Short problem 1:
Answer these questions using the page on orchestrating tools:
(a) What does tool selection accuracy drop to with 100 tools?
(b) How many tokens can tool descriptions alone use with 100 tools?
(c) How many tools does the curated subset hold at Layer 1?
Short problem 2: Write out, unchanged, the rows from the first row through the row containing "x-tick-label: 현재 가격인상 예정 (487, 278, 528, 316)", both included.

— start Page —

Skip to main content

Orchestrating Dozens of Tools: Scale Agent Complexity

A single agent with 5 tools is manageable. With 50 tools, the agent becomes confused. With 100+ tools, it barely functions. Orchestrating dozens of tools requires a different architecture: stratification by category, smart tool routing, hierarchical state management, and explicit workflow definitions. The difference between a brittle 20-tool agent and a scalable 100-tool agent is structure.

The Complexity Problem

As tools increase, several problems compound:

  1. Cognitive load: The model must reason about too many options. Tool selection accuracy drops from 95% (5 tools) to 40% (100 tools).
  2. Context inflation: Listing all tools consumes context tokens. With 100 tools, descriptions alone can use 10K+ tokens.
  3. Ambiguity: Similar tools (query_db, search_db, fetch_from_db) confuse the model.
  4. State sprawl: Tracking which tools have been called, what data they returned, and what remains to be done becomes chaotic.

The solution is stratification: organize tools hierarchically, route the model to the right layer, and manage state explicitly.

Architecture: Hierarchical Tool Organization

Organize tools into layers:

Layer 0: Decision maker. The model decides which task category to use (Data Retrieval, Computation, Business Actions, etc.).

Layer 1: Category selector. Given a category, the model selects from a curated subset (e.g., 5–10 tools).

— end Page —
— start Supplied data —

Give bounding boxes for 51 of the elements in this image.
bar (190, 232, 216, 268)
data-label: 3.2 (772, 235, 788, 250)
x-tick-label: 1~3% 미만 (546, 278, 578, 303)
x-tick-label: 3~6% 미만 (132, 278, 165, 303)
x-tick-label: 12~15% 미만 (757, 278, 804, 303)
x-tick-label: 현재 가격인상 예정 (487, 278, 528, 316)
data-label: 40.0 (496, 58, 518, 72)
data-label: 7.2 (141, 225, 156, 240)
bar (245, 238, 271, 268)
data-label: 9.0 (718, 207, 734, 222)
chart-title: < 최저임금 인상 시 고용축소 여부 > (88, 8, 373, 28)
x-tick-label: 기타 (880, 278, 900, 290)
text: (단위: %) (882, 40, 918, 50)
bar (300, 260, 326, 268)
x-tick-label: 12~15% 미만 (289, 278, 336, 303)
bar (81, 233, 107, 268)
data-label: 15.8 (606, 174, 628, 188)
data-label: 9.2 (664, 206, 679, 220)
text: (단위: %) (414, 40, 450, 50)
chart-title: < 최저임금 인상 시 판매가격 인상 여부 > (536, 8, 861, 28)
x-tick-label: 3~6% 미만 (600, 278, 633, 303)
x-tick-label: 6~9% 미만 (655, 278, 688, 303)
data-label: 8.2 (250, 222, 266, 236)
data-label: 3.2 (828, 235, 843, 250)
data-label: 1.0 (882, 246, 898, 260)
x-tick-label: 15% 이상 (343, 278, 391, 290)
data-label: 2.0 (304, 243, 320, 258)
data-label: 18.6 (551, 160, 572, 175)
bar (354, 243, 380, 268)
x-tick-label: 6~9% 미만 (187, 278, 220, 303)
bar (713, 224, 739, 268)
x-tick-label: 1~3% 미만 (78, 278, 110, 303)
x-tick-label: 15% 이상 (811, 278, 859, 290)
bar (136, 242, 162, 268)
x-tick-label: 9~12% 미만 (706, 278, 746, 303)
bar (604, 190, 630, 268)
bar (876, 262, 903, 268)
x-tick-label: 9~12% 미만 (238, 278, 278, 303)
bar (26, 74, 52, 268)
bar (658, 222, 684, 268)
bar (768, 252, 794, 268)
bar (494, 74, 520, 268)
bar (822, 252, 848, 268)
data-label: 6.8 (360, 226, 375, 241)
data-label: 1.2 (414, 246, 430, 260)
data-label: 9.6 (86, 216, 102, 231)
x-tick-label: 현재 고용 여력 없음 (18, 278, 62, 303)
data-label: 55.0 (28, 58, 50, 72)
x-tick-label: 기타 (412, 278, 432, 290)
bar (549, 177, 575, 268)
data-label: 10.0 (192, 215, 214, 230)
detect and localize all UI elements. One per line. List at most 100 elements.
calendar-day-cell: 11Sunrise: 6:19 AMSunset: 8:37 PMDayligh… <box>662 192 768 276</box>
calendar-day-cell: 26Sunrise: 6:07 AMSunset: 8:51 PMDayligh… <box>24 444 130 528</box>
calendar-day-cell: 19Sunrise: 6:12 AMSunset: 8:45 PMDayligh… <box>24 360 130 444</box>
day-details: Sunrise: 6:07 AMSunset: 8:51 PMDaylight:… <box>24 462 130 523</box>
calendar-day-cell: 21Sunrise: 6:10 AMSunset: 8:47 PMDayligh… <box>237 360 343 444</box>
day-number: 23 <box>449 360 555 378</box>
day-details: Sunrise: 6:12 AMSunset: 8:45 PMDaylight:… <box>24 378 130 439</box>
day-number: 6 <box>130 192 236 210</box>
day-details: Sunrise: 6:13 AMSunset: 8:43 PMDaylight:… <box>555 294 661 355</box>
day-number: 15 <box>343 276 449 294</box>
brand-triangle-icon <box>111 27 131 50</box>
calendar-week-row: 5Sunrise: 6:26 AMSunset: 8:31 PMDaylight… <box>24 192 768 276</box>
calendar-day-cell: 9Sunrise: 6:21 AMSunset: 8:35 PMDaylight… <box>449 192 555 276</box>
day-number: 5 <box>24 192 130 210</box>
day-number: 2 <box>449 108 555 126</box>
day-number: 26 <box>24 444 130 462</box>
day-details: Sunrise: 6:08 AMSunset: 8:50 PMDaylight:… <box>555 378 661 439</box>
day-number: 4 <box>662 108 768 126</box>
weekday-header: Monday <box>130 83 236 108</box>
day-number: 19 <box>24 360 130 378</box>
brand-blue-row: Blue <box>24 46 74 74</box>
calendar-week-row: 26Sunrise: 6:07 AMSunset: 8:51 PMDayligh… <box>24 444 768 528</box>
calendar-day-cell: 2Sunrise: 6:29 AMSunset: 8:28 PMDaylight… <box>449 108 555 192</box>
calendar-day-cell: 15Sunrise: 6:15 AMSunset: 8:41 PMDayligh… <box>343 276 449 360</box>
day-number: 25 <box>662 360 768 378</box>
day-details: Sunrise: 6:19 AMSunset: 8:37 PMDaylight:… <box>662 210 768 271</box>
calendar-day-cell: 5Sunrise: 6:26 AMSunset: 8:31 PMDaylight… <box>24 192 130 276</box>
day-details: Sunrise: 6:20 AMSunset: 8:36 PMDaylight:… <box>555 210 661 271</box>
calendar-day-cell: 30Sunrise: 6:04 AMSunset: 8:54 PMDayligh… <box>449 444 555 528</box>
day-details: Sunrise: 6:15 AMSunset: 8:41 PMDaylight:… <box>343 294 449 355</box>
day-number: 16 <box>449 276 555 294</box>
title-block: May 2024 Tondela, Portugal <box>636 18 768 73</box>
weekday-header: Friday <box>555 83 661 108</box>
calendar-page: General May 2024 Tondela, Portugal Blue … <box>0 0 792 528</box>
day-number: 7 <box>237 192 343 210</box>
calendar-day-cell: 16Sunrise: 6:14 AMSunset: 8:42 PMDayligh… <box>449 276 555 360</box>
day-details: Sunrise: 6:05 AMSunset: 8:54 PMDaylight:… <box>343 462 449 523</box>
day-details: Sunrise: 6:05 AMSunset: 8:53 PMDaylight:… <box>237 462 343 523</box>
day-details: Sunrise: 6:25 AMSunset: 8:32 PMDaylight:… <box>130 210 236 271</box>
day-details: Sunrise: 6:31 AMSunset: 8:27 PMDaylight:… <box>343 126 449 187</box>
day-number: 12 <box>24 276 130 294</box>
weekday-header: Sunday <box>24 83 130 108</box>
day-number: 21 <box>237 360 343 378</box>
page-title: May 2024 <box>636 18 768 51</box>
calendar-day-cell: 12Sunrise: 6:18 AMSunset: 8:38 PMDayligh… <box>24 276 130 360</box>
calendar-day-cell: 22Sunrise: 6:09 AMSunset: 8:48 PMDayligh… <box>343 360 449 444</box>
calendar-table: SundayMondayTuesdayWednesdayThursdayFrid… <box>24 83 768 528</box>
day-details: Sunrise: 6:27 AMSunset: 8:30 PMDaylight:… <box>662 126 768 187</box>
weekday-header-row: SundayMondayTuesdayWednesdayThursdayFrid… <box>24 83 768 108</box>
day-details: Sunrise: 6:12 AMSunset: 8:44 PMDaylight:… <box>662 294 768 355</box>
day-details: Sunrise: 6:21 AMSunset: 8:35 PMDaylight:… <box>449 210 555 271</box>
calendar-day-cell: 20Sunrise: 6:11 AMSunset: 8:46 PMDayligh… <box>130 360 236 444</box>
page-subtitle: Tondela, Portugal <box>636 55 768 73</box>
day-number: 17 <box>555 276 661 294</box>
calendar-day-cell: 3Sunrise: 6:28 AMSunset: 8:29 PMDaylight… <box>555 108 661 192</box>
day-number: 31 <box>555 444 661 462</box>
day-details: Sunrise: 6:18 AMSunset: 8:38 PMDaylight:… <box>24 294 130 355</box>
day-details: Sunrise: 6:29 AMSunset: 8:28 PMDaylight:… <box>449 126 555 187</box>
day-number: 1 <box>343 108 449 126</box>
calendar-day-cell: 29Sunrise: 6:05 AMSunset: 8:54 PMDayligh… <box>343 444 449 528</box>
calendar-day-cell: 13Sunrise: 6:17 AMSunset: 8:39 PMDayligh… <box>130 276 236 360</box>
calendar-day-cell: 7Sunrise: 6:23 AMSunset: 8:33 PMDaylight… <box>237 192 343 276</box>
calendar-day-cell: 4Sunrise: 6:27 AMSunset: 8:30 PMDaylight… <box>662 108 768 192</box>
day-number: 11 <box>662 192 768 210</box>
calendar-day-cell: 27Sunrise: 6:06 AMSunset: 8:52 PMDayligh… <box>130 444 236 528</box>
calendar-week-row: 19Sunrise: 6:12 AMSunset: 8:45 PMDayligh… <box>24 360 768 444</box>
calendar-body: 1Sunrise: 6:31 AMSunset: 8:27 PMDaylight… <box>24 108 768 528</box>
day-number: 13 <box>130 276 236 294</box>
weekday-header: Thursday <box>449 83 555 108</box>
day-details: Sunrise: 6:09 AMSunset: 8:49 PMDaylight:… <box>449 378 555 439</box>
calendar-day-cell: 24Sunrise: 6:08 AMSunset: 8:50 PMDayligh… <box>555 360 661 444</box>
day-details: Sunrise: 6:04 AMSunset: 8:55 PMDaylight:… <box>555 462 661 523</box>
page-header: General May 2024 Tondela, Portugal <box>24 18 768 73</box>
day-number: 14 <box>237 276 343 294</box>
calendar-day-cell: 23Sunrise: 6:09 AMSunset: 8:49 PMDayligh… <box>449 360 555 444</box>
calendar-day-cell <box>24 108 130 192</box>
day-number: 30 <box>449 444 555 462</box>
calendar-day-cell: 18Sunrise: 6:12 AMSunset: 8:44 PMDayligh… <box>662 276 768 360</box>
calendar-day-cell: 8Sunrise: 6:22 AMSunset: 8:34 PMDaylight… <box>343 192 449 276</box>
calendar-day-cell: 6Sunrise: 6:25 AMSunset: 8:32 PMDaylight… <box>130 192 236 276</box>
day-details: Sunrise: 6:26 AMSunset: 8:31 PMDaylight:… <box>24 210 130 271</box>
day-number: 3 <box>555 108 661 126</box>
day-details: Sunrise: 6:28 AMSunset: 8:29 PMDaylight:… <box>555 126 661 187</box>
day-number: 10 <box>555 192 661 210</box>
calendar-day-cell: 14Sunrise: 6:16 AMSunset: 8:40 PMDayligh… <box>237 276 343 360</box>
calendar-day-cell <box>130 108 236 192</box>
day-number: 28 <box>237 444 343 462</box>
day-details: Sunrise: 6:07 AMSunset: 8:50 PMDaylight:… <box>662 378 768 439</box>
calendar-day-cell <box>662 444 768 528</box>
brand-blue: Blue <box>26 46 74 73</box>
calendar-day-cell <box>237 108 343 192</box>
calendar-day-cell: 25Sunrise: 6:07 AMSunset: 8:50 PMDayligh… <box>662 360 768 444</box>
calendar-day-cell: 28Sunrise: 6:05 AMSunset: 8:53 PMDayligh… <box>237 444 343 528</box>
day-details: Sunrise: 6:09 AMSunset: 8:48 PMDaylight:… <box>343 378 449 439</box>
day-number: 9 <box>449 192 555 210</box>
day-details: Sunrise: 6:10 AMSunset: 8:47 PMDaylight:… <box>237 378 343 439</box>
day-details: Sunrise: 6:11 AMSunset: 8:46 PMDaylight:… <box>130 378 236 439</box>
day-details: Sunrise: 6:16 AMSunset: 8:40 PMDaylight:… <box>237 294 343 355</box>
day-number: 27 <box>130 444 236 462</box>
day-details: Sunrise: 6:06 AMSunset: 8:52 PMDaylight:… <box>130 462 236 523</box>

— end Supplied data —

Problem solution 1:
(a) 40%
(b) 10K+ tokens
(c) 5–10 tools

Problem solution 2:
Give bounding boxes for 51 of the elements in this image.
bar (190, 232, 216, 268)
data-label: 3.2 (772, 235, 788, 250)
x-tick-label: 1~3% 미만 (546, 278, 578, 303)
x-tick-label: 3~6% 미만 (132, 278, 165, 303)
x-tick-label: 12~15% 미만 (757, 278, 804, 303)
x-tick-label: 현재 가격인상 예정 (487, 278, 528, 316)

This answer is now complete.